**Dataset extract:**
##########

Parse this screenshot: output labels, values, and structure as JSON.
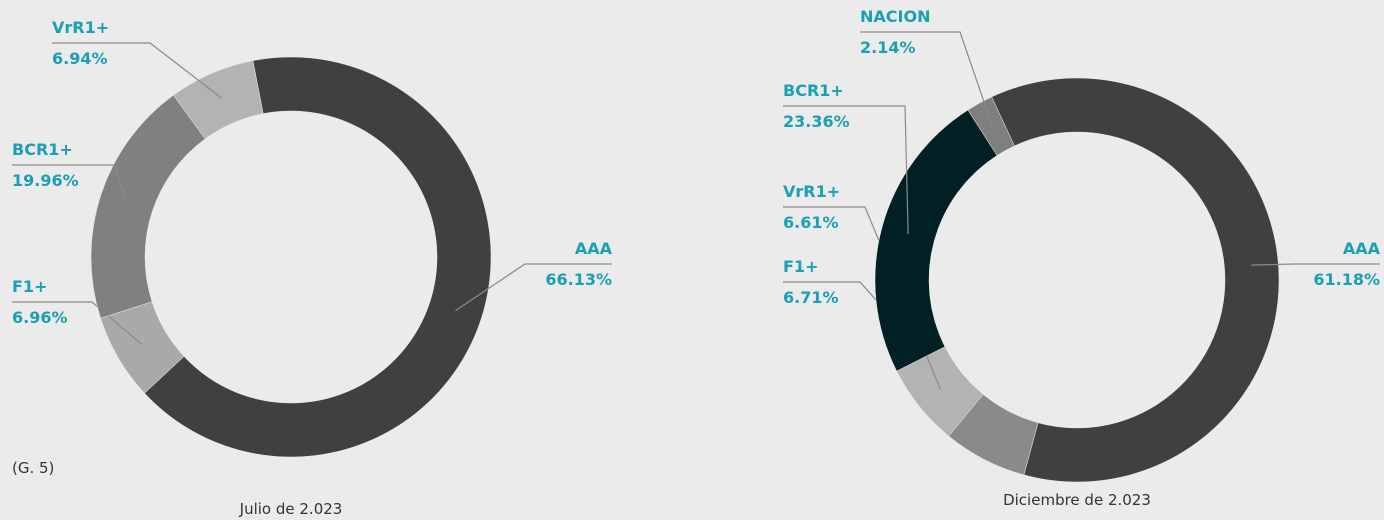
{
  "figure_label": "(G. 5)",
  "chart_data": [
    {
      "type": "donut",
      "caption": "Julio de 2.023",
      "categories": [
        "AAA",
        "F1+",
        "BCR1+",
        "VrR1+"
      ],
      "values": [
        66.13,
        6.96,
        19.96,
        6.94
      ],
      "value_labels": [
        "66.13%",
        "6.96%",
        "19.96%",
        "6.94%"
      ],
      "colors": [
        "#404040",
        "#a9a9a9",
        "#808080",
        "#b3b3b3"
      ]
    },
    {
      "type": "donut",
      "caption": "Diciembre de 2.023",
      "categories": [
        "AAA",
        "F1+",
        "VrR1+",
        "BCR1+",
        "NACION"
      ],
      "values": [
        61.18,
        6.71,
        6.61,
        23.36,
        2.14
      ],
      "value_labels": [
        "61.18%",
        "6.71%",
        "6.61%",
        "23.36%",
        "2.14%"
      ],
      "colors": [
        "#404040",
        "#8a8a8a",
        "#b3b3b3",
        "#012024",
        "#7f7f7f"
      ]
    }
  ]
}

##########

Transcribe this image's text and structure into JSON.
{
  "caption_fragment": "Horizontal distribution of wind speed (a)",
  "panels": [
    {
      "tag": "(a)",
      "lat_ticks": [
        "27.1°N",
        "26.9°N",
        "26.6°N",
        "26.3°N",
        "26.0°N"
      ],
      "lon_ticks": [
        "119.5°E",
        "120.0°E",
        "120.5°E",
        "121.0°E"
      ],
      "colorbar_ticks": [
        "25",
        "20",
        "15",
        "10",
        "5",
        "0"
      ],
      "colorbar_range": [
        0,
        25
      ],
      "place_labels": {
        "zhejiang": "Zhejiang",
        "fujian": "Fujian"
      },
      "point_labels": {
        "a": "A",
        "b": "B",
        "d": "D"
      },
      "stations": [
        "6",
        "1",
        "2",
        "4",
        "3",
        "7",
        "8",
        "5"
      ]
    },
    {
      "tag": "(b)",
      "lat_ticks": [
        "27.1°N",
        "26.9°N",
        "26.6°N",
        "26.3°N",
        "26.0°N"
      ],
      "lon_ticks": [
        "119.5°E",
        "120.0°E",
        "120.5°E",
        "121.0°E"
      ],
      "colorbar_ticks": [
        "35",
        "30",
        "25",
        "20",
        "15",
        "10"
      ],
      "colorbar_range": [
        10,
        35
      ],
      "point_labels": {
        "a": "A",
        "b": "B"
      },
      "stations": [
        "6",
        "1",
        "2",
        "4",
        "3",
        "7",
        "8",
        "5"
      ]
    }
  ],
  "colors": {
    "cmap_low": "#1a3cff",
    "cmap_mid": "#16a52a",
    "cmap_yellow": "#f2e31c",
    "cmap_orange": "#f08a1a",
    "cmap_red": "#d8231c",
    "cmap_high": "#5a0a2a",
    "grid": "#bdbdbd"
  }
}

##########

**Required task:**
Keep only those lines of the records that hold "this", and return them.

**Finished task:**
Parse this screenshot: output labels, values, and structure as JSON.
Transcribe this image's text and structure into JSON.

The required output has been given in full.